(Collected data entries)
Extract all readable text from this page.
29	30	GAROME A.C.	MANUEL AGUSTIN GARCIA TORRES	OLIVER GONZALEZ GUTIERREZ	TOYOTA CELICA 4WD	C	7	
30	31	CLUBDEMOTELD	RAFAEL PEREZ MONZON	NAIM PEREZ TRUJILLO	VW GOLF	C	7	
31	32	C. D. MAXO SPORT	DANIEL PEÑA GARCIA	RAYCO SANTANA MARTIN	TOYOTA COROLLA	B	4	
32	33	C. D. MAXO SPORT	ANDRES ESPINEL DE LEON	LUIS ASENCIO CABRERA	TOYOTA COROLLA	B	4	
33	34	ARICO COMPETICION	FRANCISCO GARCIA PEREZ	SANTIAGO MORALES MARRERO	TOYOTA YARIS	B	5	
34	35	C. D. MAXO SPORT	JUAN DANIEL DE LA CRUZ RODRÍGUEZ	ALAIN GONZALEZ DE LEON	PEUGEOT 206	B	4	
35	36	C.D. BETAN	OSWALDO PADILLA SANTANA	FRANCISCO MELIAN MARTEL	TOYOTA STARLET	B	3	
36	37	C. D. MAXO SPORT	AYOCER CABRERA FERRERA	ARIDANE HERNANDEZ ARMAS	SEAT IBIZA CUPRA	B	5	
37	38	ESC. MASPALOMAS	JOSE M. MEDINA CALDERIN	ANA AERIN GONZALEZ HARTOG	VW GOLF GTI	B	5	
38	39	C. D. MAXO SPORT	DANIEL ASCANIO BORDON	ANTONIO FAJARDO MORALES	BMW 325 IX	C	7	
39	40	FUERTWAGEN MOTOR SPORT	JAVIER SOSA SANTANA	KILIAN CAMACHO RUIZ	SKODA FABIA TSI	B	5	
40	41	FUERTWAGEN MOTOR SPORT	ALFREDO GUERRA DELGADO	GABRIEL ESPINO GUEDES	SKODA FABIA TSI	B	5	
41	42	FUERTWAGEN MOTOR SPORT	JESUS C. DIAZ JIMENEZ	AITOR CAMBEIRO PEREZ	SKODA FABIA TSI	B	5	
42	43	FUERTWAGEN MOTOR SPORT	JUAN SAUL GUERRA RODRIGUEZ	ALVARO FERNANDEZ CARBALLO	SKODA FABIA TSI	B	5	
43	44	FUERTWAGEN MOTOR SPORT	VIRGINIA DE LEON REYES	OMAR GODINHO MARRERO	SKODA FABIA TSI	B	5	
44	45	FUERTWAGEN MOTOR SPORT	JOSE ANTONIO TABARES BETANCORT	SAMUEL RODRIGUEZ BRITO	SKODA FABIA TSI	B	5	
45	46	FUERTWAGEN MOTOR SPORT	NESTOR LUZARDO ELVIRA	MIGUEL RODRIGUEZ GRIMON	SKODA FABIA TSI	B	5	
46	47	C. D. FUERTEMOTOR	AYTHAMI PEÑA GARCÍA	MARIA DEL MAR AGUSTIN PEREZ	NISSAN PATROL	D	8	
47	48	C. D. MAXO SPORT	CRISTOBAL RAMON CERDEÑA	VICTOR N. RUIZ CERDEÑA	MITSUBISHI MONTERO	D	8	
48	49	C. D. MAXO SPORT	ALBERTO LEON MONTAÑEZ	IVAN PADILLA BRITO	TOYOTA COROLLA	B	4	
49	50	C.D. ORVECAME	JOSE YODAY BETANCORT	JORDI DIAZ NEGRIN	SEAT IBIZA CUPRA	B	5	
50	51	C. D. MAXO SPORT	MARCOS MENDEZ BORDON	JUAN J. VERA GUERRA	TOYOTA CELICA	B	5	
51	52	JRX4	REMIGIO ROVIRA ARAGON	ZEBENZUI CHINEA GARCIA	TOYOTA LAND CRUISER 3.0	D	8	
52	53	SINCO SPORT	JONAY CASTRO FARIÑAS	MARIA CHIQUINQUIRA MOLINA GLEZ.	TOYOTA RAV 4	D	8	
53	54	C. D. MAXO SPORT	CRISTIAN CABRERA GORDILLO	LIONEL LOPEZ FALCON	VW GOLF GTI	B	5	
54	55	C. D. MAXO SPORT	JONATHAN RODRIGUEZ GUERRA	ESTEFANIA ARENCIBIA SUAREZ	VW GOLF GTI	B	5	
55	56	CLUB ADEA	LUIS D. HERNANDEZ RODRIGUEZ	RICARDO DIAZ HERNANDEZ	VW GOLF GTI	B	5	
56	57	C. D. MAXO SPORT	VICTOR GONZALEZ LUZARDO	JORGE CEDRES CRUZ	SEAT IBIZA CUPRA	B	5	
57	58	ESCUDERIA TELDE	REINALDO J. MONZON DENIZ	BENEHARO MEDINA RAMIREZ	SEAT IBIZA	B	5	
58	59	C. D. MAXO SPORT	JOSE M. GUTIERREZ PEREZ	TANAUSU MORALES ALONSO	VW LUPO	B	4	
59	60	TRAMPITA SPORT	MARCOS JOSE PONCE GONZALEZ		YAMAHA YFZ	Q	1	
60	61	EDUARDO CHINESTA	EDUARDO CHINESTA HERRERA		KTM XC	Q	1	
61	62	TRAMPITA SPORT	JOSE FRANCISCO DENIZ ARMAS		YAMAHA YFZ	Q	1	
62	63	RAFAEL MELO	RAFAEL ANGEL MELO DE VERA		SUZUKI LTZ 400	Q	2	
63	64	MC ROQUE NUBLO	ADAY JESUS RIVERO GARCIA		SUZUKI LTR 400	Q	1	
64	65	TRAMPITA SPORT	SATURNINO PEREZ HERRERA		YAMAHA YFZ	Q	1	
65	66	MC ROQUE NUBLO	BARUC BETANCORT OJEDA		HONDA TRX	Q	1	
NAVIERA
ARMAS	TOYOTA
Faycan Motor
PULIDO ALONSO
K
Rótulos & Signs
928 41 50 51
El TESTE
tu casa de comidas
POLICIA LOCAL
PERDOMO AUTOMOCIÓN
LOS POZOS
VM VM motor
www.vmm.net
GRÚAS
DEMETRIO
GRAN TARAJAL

[Required work] Copy all lines from the material that include "DIAZ".

[Solution to the exercise]
41	42	FUERTWAGEN MOTOR SPORT	JESUS C. DIAZ JIMENEZ	AITOR CAMBEIRO PEREZ	SKODA FABIA TSI	B	5	
49	50	C.D. ORVECAME	JOSE YODAY BETANCORT	JORDI DIAZ NEGRIN	SEAT IBIZA CUPRA	B	5	
55	56	CLUB ADEA	LUIS D. HERNANDEZ RODRIGUEZ	RICARDO DIAZ HERNANDEZ	VW GOLF GTI	B	5	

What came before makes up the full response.